Direction ▸ Each line below is to be written out in full, exactly as shown.

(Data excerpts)
========
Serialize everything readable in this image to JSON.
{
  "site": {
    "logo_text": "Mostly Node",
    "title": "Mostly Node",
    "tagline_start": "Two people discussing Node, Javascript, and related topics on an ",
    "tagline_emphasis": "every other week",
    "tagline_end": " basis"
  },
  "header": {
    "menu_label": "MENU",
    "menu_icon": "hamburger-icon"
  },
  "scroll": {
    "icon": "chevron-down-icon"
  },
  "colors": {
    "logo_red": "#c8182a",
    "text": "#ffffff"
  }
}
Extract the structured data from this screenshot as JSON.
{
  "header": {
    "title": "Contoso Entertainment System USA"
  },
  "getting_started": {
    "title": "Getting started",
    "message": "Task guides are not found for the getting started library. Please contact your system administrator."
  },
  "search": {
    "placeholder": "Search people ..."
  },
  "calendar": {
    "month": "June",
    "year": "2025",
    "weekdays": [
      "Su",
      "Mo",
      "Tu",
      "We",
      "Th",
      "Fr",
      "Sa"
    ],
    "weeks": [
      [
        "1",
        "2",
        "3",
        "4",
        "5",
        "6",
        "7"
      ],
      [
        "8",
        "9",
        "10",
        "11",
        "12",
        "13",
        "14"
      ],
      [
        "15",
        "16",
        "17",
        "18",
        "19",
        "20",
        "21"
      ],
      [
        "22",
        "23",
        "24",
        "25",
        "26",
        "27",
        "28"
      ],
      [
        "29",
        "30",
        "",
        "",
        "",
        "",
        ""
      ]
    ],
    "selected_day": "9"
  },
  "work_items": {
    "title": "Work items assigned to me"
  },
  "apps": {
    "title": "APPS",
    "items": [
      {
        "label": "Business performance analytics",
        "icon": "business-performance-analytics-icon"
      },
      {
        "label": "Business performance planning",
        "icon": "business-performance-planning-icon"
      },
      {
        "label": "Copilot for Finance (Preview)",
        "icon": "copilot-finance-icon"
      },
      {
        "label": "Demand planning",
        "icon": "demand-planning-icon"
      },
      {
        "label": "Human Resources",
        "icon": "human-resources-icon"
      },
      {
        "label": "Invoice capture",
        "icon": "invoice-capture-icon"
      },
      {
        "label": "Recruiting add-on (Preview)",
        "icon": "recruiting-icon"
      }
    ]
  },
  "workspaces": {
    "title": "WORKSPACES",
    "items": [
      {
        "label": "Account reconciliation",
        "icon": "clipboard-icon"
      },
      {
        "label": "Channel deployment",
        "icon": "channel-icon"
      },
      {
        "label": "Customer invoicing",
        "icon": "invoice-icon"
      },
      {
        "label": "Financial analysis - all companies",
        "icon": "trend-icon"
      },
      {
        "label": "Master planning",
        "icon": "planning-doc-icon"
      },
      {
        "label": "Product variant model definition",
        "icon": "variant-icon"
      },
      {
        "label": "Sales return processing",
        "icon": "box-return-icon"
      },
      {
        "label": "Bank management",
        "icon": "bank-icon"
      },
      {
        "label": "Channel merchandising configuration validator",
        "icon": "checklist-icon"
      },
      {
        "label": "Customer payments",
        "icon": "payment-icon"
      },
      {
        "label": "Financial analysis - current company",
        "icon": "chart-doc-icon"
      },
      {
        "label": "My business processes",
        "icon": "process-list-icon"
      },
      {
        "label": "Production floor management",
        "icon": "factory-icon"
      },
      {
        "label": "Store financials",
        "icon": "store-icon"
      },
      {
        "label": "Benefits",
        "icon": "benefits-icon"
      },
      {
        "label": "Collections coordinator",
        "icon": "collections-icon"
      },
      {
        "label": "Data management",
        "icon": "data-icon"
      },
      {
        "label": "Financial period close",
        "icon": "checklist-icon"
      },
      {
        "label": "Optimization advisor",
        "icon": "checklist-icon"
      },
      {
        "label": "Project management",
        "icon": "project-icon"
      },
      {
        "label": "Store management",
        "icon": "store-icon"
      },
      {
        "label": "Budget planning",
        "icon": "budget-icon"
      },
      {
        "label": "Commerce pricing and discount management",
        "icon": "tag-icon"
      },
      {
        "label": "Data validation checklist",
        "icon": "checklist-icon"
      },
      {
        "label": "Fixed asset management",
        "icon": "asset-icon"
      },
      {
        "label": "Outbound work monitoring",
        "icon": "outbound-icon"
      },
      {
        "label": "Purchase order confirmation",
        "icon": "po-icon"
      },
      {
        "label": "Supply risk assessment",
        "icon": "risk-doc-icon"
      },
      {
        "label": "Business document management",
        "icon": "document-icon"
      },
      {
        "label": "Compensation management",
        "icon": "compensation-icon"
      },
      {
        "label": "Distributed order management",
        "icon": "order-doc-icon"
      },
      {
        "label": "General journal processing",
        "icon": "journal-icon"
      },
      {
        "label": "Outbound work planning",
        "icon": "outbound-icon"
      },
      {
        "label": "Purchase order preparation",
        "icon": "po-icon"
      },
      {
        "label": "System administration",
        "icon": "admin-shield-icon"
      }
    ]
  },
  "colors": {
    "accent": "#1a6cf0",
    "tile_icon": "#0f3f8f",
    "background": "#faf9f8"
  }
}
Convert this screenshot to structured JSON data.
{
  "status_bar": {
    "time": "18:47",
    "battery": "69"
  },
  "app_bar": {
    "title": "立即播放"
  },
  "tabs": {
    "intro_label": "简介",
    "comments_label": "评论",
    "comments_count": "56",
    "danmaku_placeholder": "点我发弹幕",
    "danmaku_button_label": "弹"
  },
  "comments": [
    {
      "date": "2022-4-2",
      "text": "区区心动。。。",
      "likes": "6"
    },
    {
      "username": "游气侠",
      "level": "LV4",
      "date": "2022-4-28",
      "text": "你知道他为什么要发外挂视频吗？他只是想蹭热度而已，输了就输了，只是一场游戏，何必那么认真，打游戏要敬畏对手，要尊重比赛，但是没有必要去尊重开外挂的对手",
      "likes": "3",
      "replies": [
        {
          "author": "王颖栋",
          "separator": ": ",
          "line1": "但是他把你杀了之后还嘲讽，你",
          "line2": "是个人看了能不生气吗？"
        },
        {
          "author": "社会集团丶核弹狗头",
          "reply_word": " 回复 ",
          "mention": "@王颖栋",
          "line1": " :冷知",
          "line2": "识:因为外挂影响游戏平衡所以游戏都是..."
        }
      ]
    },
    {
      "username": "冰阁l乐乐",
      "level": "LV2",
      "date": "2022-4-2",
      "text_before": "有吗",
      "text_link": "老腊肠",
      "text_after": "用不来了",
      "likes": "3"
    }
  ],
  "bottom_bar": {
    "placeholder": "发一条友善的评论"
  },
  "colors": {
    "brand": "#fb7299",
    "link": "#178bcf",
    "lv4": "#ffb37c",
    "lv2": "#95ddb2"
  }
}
========
Exercise result ▸
Serialize everything readable in this image to JSON.
{
  "site": {
    "logo_text": "Mostly Node",
    "title": "Mostly Node",
    "tagline_start": "Two people discussing Node, Javascript, and related topics on an ",
    "tagline_emphasis": "every other week",
    "tagline_end": " basis"
  },
  "header": {
    "menu_label": "MENU",
    "menu_icon": "hamburger-icon"
  },
  "scroll": {
    "icon": "chevron-down-icon"
  },
  "colors": {
    "logo_red": "#c8182a",
    "text": "#ffffff"
  }
}
Extract the structured data from this screenshot as JSON.
{
  "header": {
    "title": "Contoso Entertainment System USA"
  },
  "getting_started": {
    "title": "Getting started",
    "message": "Task guides are not found for the getting started library. Please contact your system administrator."
  },
  "search": {
    "placeholder": "Search people ..."
  },
  "calendar": {
    "month": "June",
    "year": "2025",
    "weekdays": [
      "Su",
      "Mo",
      "Tu",
      "We",
      "Th",
      "Fr",
      "Sa"
    ],
    "weeks": [
      [
        "1",
        "2",
        "3",
        "4",
        "5",
        "6",
        "7"
      ],
      [
        "8",
        "9",
        "10",
        "11",
        "12",
        "13",
        "14"
      ],
      [
        "15",
        "16",
        "17",
        "18",
        "19",
        "20",
        "21"
      ],
      [
        "22",
        "23",
        "24",
        "25",
        "26",
        "27",
        "28"
      ],
      [
        "29",
        "30",
        "",
        "",
        "",
        "",
        ""
      ]
    ],
    "selected_day": "9"
  },
  "work_items": {
    "title": "Work items assigned to me"
  },
  "apps": {
    "title": "APPS",
    "items": [
      {
        "label": "Business performance analytics",
        "icon": "business-performance-analytics-icon"
      },
      {
        "label": "Business performance planning",
        "icon": "business-performance-planning-icon"
      },
      {
        "label": "Copilot for Finance (Preview)",
        "icon": "copilot-finance-icon"
      },
      {
        "label": "Demand planning",
        "icon": "demand-planning-icon"
      },
      {
        "label": "Human Resources",
        "icon": "human-resources-icon"
      },
      {
        "label": "Invoice capture",
        "icon": "invoice-capture-icon"
      },
      {
        "label": "Recruiting add-on (Preview)",
        "icon": "recruiting-icon"
      }
    ]
  },
  "workspaces": {
    "title": "WORKSPACES",
    "items": [
      {
        "label": "Account reconciliation",
        "icon": "clipboard-icon"
      },
      {
        "label": "Channel deployment",
        "icon": "channel-icon"
      },
      {
        "label": "Customer invoicing",
        "icon": "invoice-icon"
      },
      {
        "label": "Financial analysis - all companies",
        "icon": "trend-icon"
      },
      {
        "label": "Master planning",
        "icon": "planning-doc-icon"
      },
      {
        "label": "Product variant model definition",
        "icon": "variant-icon"
      },
      {
        "label": "Sales return processing",
        "icon": "box-return-icon"
      },
      {
        "label": "Bank management",
        "icon": "bank-icon"
      },
      {
        "label": "Channel merchandising configuration validator",
        "icon": "checklist-icon"
      },
      {
        "label": "Customer payments",
        "icon": "payment-icon"
      },
      {
        "label": "Financial analysis - current company",
        "icon": "chart-doc-icon"
      },
      {
        "label": "My business processes",
        "icon": "process-list-icon"
      },
      {
        "label": "Production floor management",
        "icon": "factory-icon"
      },
      {
        "label": "Store financials",
        "icon": "store-icon"
      },
      {
        "label": "Benefits",
        "icon": "benefits-icon"
      },
      {
        "label": "Collections coordinator",
        "icon": "collections-icon"
      },
      {
        "label": "Data management",
        "icon": "data-icon"
      },
      {
        "label": "Financial period close",
        "icon": "checklist-icon"
      },
      {
        "label": "Optimization advisor",
        "icon": "checklist-icon"
      },
      {
        "label": "Project management",
        "icon": "project-icon"
      },
      {
        "label": "Store management",
        "icon": "store-icon"
      },
      {
        "label": "Budget planning",
        "icon": "budget-icon"
      },
      {
        "label": "Commerce pricing and discount management",
        "icon": "tag-icon"
      },
      {
        "label": "Data validation checklist",
        "icon": "checklist-icon"
      },
      {
        "label": "Fixed asset management",
        "icon": "asset-icon"
      },
      {
        "label": "Outbound work monitoring",
        "icon": "outbound-icon"
      },
      {
        "label": "Purchase order confirmation",
        "icon": "po-icon"
      },
      {
        "label": "Supply risk assessment",
        "icon": "risk-doc-icon"
      },
      {
        "label": "Business document management",
        "icon": "document-icon"
      },
      {
        "label": "Compensation management",
        "icon": "compensation-icon"
      },
      {
        "label": "Distributed order management",
        "icon": "order-doc-icon"
      },
      {
        "label": "General journal processing",
        "icon": "journal-icon"
      },
      {
        "label": "Outbound work planning",
        "icon": "outbound-icon"
      },
      {
        "label": "Purchase order preparation",
        "icon": "po-icon"
      },
      {
        "label": "System administration",
        "icon": "admin-shield-icon"
      }
    ]
  },
  "colors": {
    "accent": "#1a6cf0",
    "tile_icon": "#0f3f8f",
    "background": "#faf9f8"
  }
}
Convert this screenshot to structured JSON data.
{
  "status_bar": {
    "time": "18:47",
    "battery": "69"
  },
  "app_bar": {
    "title": "立即播放"
  },
  "tabs": {
    "intro_label": "简介",
    "comments_label": "评论",
    "comments_count": "56",
    "danmaku_placeholder": "点我发弹幕",
    "danmaku_button_label": "弹"
  },
  "comments": [
    {
      "date": "2022-4-2",
      "text": "区区心动。。。",
      "likes": "6"
    },
    {
      "username": "游气侠",
      "level": "LV4",
      "date": "2022-4-28",
      "text": "你知道他为什么要发外挂视频吗？他只是想蹭热度而已，输了就输了，只是一场游戏，何必那么认真，打游戏要敬畏对手，要尊重比赛，但是没有必要去尊重开外挂的对手",
      "likes": "3",
      "replies": [
        {
          "author": "王颖栋",
          "separator": ": ",
          "line1": "但是他把你杀了之后还嘲讽，你",
          "line2": "是个人看了能不生气吗？"
        },
        {
          "author": "社会集团丶核弹狗头",
          "reply_word": " 回复 ",
          "mention": "@王颖栋",
          "line1": " :冷知",
          "line2": "识:因为外挂影响游戏平衡所以游戏都是..."
        }
      ]
    },
    {
      "username": "冰阁l乐乐",
      "level": "LV2",
      "date": "2022-4-2",
      "text_before": "有吗",
      "text_link": "老腊肠",
      "text_after": "用不来了",
      "likes": "3"
    }
  ],
  "bottom_bar": {
    "placeholder": "发一条友善的评论"
  },
  "colors": {
    "brand": "#fb7299",
    "link": "#178bcf",
    "lv4": "#ffb37c",
    "lv2": "#95ddb2"
  }
}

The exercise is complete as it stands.